_GIVEN TASK_
Return all lines below containing the word "湖南环境生物职业技术学院".

_WORKING DATA_
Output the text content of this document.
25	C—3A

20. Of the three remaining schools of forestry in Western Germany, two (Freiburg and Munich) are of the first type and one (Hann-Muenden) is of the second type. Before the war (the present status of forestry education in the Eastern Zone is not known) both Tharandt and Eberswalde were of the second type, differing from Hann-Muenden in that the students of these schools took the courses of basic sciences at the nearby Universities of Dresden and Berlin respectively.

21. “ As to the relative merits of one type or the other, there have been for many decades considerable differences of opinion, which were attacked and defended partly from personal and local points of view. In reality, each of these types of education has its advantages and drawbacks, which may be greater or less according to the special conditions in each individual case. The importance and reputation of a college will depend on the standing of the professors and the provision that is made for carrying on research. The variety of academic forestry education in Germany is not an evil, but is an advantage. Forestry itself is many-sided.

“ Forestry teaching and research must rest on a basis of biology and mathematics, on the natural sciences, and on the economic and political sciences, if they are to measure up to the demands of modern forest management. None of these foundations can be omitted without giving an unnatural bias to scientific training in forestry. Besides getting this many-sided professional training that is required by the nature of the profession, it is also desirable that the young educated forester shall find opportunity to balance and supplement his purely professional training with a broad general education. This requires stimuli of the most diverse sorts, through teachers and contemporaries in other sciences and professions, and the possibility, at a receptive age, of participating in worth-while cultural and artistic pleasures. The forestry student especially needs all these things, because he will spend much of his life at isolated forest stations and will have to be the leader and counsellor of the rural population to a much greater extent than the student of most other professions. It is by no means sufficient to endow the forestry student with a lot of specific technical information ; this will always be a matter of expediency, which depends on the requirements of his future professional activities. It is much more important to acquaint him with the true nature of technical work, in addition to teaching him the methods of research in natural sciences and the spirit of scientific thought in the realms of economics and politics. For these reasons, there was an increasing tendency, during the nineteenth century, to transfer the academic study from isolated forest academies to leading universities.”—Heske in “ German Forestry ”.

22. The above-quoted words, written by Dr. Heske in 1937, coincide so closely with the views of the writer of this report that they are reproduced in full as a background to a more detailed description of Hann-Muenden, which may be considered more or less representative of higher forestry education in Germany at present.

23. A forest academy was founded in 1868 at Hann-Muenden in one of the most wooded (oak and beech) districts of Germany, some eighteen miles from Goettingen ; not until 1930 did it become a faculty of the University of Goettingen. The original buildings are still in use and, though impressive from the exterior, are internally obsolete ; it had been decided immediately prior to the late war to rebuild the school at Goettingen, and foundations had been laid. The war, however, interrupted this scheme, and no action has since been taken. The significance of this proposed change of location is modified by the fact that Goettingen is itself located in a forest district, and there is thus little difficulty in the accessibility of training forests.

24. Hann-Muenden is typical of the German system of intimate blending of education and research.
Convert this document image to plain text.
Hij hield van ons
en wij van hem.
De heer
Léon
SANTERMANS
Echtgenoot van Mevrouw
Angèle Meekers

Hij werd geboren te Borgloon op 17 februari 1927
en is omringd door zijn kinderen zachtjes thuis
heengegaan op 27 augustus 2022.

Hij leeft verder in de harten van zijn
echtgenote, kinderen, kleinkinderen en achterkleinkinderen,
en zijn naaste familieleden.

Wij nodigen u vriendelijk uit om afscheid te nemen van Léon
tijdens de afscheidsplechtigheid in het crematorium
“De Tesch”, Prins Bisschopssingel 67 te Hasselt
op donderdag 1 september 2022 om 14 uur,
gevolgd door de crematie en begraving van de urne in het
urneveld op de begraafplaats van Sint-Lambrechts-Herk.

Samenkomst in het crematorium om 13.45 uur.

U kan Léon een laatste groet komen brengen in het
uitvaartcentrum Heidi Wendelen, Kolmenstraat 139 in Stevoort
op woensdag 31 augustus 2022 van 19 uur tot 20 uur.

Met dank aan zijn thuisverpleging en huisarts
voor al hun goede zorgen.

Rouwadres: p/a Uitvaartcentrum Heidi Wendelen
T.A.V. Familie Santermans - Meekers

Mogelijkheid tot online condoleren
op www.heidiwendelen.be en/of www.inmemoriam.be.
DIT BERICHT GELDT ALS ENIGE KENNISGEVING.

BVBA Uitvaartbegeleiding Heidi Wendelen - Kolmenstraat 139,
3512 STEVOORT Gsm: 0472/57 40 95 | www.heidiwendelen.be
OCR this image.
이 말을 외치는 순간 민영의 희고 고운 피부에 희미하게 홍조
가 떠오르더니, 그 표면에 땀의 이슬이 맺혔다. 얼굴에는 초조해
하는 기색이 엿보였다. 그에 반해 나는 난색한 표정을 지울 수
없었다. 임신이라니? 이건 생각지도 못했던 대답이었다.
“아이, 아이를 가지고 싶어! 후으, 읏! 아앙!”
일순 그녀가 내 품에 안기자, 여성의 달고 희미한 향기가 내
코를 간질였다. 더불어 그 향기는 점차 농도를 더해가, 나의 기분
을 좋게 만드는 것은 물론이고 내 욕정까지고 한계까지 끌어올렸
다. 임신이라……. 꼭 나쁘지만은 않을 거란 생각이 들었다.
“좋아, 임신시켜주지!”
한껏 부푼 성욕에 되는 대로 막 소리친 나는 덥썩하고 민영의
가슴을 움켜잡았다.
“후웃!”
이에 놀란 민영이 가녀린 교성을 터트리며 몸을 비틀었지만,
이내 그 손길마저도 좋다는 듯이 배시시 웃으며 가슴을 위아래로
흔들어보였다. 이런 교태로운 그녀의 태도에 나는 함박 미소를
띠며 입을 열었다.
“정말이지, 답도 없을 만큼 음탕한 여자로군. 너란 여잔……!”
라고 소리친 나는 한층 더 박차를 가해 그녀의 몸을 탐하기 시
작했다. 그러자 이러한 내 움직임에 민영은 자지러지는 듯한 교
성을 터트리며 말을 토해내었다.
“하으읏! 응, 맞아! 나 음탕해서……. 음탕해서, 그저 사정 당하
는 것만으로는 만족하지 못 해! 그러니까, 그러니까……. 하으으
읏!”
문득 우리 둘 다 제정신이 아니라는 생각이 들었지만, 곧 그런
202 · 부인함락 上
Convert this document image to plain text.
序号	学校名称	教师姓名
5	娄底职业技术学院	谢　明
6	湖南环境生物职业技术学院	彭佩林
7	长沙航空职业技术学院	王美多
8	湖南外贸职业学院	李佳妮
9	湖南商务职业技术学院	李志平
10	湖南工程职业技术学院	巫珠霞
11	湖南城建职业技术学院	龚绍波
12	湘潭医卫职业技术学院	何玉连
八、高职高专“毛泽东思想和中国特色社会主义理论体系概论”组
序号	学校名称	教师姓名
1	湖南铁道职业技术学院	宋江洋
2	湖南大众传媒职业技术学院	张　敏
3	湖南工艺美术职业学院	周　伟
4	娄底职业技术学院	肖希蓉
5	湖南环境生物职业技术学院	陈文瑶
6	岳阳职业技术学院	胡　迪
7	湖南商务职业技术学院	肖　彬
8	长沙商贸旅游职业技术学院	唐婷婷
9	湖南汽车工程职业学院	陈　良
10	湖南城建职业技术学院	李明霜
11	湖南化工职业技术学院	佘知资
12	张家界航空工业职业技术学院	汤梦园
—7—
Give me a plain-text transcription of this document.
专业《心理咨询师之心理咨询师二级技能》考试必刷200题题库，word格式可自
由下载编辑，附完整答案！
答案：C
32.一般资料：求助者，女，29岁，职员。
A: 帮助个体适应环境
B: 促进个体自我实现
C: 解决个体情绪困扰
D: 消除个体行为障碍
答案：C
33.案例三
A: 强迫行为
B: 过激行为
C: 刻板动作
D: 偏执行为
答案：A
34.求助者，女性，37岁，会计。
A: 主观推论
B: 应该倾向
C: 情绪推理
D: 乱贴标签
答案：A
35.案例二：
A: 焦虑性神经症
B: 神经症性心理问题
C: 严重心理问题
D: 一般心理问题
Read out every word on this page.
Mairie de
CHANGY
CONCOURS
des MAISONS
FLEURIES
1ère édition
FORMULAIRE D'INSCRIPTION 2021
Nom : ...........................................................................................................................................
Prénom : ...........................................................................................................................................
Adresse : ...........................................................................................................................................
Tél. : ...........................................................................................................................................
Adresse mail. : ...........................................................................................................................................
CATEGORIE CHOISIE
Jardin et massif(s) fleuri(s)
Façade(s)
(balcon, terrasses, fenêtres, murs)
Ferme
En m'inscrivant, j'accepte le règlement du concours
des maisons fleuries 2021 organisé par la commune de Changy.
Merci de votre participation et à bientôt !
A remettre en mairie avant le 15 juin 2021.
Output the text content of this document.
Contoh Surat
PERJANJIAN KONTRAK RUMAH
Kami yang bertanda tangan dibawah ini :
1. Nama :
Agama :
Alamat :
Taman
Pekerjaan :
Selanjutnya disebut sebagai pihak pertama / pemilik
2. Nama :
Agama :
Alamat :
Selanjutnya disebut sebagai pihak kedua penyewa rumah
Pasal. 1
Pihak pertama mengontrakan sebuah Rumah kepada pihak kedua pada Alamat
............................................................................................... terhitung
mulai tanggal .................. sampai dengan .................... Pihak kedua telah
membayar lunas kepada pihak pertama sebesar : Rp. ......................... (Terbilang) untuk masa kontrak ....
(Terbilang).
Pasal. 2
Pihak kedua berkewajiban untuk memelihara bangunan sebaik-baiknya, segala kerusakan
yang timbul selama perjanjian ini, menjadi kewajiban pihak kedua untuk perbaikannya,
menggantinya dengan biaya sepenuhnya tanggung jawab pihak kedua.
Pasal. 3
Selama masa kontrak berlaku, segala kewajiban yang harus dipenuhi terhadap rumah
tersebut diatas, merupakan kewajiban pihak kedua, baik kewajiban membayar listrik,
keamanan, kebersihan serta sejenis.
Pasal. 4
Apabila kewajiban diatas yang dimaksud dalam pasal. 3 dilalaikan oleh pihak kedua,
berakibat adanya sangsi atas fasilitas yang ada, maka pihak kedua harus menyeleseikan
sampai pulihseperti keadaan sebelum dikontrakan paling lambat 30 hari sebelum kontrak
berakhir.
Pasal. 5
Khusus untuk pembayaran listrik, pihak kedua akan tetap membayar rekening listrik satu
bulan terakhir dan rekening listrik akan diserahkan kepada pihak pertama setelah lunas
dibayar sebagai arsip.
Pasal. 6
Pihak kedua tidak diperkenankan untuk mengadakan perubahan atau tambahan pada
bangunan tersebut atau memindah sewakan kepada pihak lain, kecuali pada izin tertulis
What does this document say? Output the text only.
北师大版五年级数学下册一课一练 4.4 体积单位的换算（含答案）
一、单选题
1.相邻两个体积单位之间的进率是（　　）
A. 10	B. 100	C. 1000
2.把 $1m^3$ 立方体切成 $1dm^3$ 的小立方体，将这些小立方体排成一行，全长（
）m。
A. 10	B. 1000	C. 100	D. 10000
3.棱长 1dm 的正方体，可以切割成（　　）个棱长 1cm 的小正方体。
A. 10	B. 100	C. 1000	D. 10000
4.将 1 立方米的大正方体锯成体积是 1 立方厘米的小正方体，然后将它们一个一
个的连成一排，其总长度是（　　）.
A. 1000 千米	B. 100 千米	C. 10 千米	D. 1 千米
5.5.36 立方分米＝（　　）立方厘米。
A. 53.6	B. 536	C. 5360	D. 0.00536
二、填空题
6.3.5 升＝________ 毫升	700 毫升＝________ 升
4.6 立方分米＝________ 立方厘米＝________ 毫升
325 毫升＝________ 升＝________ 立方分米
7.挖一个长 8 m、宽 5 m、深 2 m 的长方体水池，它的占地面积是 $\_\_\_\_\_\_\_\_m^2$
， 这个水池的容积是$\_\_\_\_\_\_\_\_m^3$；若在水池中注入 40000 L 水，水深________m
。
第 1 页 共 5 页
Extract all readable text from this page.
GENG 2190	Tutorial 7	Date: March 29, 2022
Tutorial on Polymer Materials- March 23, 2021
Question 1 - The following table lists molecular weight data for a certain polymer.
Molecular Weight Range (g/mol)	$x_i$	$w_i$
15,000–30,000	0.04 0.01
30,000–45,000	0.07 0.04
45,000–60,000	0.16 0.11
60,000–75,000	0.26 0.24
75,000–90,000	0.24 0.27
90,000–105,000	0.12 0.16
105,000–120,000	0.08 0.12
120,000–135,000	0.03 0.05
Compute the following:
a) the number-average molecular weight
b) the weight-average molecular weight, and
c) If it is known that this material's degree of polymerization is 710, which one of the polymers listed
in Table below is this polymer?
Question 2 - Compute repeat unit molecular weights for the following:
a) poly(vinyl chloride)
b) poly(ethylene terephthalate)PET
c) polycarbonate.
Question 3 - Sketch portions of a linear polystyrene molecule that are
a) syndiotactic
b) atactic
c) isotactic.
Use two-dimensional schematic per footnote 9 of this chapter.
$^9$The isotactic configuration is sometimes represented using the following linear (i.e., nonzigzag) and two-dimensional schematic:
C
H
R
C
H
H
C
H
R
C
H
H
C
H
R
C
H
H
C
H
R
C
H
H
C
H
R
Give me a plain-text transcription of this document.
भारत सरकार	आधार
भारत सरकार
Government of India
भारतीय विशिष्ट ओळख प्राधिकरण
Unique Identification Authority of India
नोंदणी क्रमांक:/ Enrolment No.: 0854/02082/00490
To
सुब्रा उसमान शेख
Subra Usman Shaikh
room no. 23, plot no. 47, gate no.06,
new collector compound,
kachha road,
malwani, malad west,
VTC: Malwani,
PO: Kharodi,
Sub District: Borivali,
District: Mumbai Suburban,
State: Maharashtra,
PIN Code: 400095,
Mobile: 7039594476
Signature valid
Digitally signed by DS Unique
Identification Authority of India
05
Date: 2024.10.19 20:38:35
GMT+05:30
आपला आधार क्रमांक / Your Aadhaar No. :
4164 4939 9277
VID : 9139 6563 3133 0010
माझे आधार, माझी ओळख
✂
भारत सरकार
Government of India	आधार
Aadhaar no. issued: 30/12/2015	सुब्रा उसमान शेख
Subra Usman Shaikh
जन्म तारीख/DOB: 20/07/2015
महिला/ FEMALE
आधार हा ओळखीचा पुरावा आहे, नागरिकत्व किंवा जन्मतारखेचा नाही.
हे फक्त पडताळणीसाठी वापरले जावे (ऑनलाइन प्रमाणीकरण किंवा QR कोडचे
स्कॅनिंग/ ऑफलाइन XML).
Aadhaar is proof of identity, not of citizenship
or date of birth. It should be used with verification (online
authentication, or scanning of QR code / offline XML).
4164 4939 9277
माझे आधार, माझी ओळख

_RESPONSE TO THIS TASK_
6	湖南环境生物职业技术学院	彭佩林
5	湖南环境生物职业技术学院	陈文瑶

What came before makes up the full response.